Transcribe the material verbatim in full; the pictures do not belong in the copy.
-- START OF Data for processing --
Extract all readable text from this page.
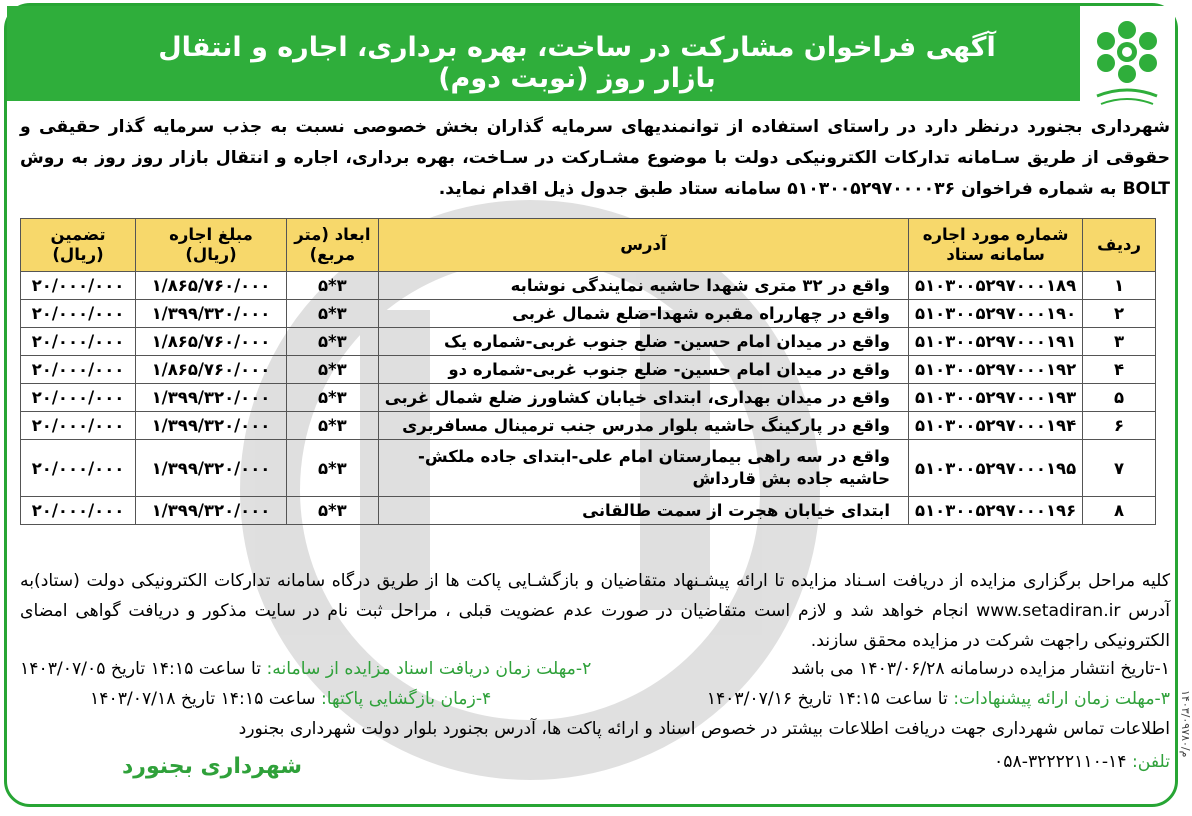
آگهی فراخوان مشارکت در ساخت، بهره برداری، اجاره و انتقال بازار روز (نوبت دوم)
شهرداری بجنورد درنظر دارد در راستای استفاده از توانمندیهای سرمایه گذاران بخش خصوصی نسبت به جذب سرمایه گذار حقیقی و حقوقی از طریق سـامانه تداركات الكترونيكى دولت با موضوع مشـاركت در سـاخت، بهره بردارى، اجاره و انتقال بازار روز روز به روش BOLT به شماره فراخوان ۵۱۰۳۰۰۵۲۹۷۰۰۰۰۳۶ سامانه ستاد طبق جدول ذیل اقدام نماید.
ردیف	شماره مورد اجاره سامانه ستاد	آدرس	ابعاد (متر مربع)	مبلغ اجاره (ریال)	تضمین (ریال)
۱	۵۱۰۳۰۰۵۲۹۷۰۰۰۱۸۹	واقع در ۳۲ متری شهدا حاشیه نمایندگی نوشابه	۳*۵	۱/۸۶۵/۷۶۰/۰۰۰	۲۰/۰۰۰/۰۰۰
۲	۵۱۰۳۰۰۵۲۹۷۰۰۰۱۹۰	واقع در چهارراه مقبره شهدا-ضلع شمال غربی	۳*۵	۱/۳۹۹/۳۲۰/۰۰۰	۲۰/۰۰۰/۰۰۰
۳	۵۱۰۳۰۰۵۲۹۷۰۰۰۱۹۱	واقع در میدان امام حسین- ضلع جنوب غربی-شماره یک	۳*۵	۱/۸۶۵/۷۶۰/۰۰۰	۲۰/۰۰۰/۰۰۰
۴	۵۱۰۳۰۰۵۲۹۷۰۰۰۱۹۲	واقع در میدان امام حسین- ضلع جنوب غربی-شماره دو	۳*۵	۱/۸۶۵/۷۶۰/۰۰۰	۲۰/۰۰۰/۰۰۰
۵	۵۱۰۳۰۰۵۲۹۷۰۰۰۱۹۳	واقع در میدان بهداری، ابتدای خیابان کشاورز ضلع شمال غربی	۳*۵	۱/۳۹۹/۳۲۰/۰۰۰	۲۰/۰۰۰/۰۰۰
۶	۵۱۰۳۰۰۵۲۹۷۰۰۰۱۹۴	واقع در پارکینگ حاشیه بلوار مدرس جنب ترمینال مسافربری	۳*۵	۱/۳۹۹/۳۲۰/۰۰۰	۲۰/۰۰۰/۰۰۰
۷	۵۱۰۳۰۰۵۲۹۷۰۰۰۱۹۵	واقع در سه راهی بیمارستان امام علی-ابتدای جاده ملکش- حاشیه جاده بش قارداش	۳*۵	۱/۳۹۹/۳۲۰/۰۰۰	۲۰/۰۰۰/۰۰۰
۸	۵۱۰۳۰۰۵۲۹۷۰۰۰۱۹۶	ابتدای خیابان هجرت از سمت طالقانی	۳*۵	۱/۳۹۹/۳۲۰/۰۰۰	۲۰/۰۰۰/۰۰۰
كليه مراحل برگزارى مزايده از دريافت اسـناد مزايده تا ارائه پيشـنهاد متقاضيان و بازگشـايى پاكت ها از طريق درگاه سامانه تداركات الكترونيكى دولت (ستاد)به آدرس www.setadiran.ir انجام خواهد شد و لازم است متقاضیان در صورت عدم عضويت قبلى ، مراحل ثبت نام در سایت مذکور و دریافت گواهى امضاى الكترونيكى راجهت شركت در مزایده محقق سازند.
۱-تاریخ انتشار مزایده درسامانه ۱۴۰۳/۰۶/۲۸ می باشد
۲-مهلت زمان دریافت اسناد مزایده از سامانه: تا ساعت ۱۴:۱۵ تاریخ ۱۴۰۳/۰۷/۰۵
۳-مهلت زمان ارائه پیشنهادات: تا ساعت ۱۴:۱۵ تاریخ ۱۴۰۳/۰۷/۱۶
۴-زمان بازگشایی پاکتها: ساعت ۱۴:۱۵ تاریخ ۱۴۰۳/۰۷/۱۸
اطلاعات تماس شهرداری جهت دریافت اطلاعات بیشتر در خصوص اسناد و ارائه پاکت ها، آدرس بجنورد بلوار دولت شهرداری بجنورد
تلفن: ۱۴-۳۲۲۲۲۱۱۰-۰۵۸
شهرداری بجنورد
م/۱۴۰۳/۰۹۷۸۰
-- END OF Data for processing --
§ Written response
Extract all readable text from this page.
آگهی فراخوان مشارکت در ساخت، بهره برداری، اجاره و انتقال بازار روز (نوبت دوم)
شهرداری بجنورد درنظر دارد در راستای استفاده از توانمندیهای سرمایه گذاران بخش خصوصی نسبت به جذب سرمایه گذار حقیقی و حقوقی از طریق سـامانه تداركات الكترونيكى دولت با موضوع مشـاركت در سـاخت، بهره بردارى، اجاره و انتقال بازار روز روز به روش BOLT به شماره فراخوان ۵۱۰۳۰۰۵۲۹۷۰۰۰۰۳۶ سامانه ستاد طبق جدول ذیل اقدام نماید.
ردیف	شماره مورد اجاره سامانه ستاد	آدرس	ابعاد (متر مربع)	مبلغ اجاره (ریال)	تضمین (ریال)
۱	۵۱۰۳۰۰۵۲۹۷۰۰۰۱۸۹	واقع در ۳۲ متری شهدا حاشیه نمایندگی نوشابه	۳*۵	۱/۸۶۵/۷۶۰/۰۰۰	۲۰/۰۰۰/۰۰۰
۲	۵۱۰۳۰۰۵۲۹۷۰۰۰۱۹۰	واقع در چهارراه مقبره شهدا-ضلع شمال غربی	۳*۵	۱/۳۹۹/۳۲۰/۰۰۰	۲۰/۰۰۰/۰۰۰
۳	۵۱۰۳۰۰۵۲۹۷۰۰۰۱۹۱	واقع در میدان امام حسین- ضلع جنوب غربی-شماره یک	۳*۵	۱/۸۶۵/۷۶۰/۰۰۰	۲۰/۰۰۰/۰۰۰
۴	۵۱۰۳۰۰۵۲۹۷۰۰۰۱۹۲	واقع در میدان امام حسین- ضلع جنوب غربی-شماره دو	۳*۵	۱/۸۶۵/۷۶۰/۰۰۰	۲۰/۰۰۰/۰۰۰
۵	۵۱۰۳۰۰۵۲۹۷۰۰۰۱۹۳	واقع در میدان بهداری، ابتدای خیابان کشاورز ضلع شمال غربی	۳*۵	۱/۳۹۹/۳۲۰/۰۰۰	۲۰/۰۰۰/۰۰۰
۶	۵۱۰۳۰۰۵۲۹۷۰۰۰۱۹۴	واقع در پارکینگ حاشیه بلوار مدرس جنب ترمینال مسافربری	۳*۵	۱/۳۹۹/۳۲۰/۰۰۰	۲۰/۰۰۰/۰۰۰
۷	۵۱۰۳۰۰۵۲۹۷۰۰۰۱۹۵	واقع در سه راهی بیمارستان امام علی-ابتدای جاده ملکش- حاشیه جاده بش قارداش	۳*۵	۱/۳۹۹/۳۲۰/۰۰۰	۲۰/۰۰۰/۰۰۰
۸	۵۱۰۳۰۰۵۲۹۷۰۰۰۱۹۶	ابتدای خیابان هجرت از سمت طالقانی	۳*۵	۱/۳۹۹/۳۲۰/۰۰۰	۲۰/۰۰۰/۰۰۰
كليه مراحل برگزارى مزايده از دريافت اسـناد مزايده تا ارائه پيشـنهاد متقاضيان و بازگشـايى پاكت ها از طريق درگاه سامانه تداركات الكترونيكى دولت (ستاد)به آدرس www.setadiran.ir انجام خواهد شد و لازم است متقاضیان در صورت عدم عضويت قبلى ، مراحل ثبت نام در سایت مذکور و دریافت گواهى امضاى الكترونيكى راجهت شركت در مزایده محقق سازند.
۱-تاریخ انتشار مزایده درسامانه ۱۴۰۳/۰۶/۲۸ می باشد
۲-مهلت زمان دریافت اسناد مزایده از سامانه: تا ساعت ۱۴:۱۵ تاریخ ۱۴۰۳/۰۷/۰۵
۳-مهلت زمان ارائه پیشنهادات: تا ساعت ۱۴:۱۵ تاریخ ۱۴۰۳/۰۷/۱۶
۴-زمان بازگشایی پاکتها: ساعت ۱۴:۱۵ تاریخ ۱۴۰۳/۰۷/۱۸
اطلاعات تماس شهرداری جهت دریافت اطلاعات بیشتر در خصوص اسناد و ارائه پاکت ها، آدرس بجنورد بلوار دولت شهرداری بجنورد
تلفن: ۱۴-۳۲۲۲۲۱۱۰-۰۵۸
شهرداری بجنورد
م/۱۴۰۳/۰۹۷۸۰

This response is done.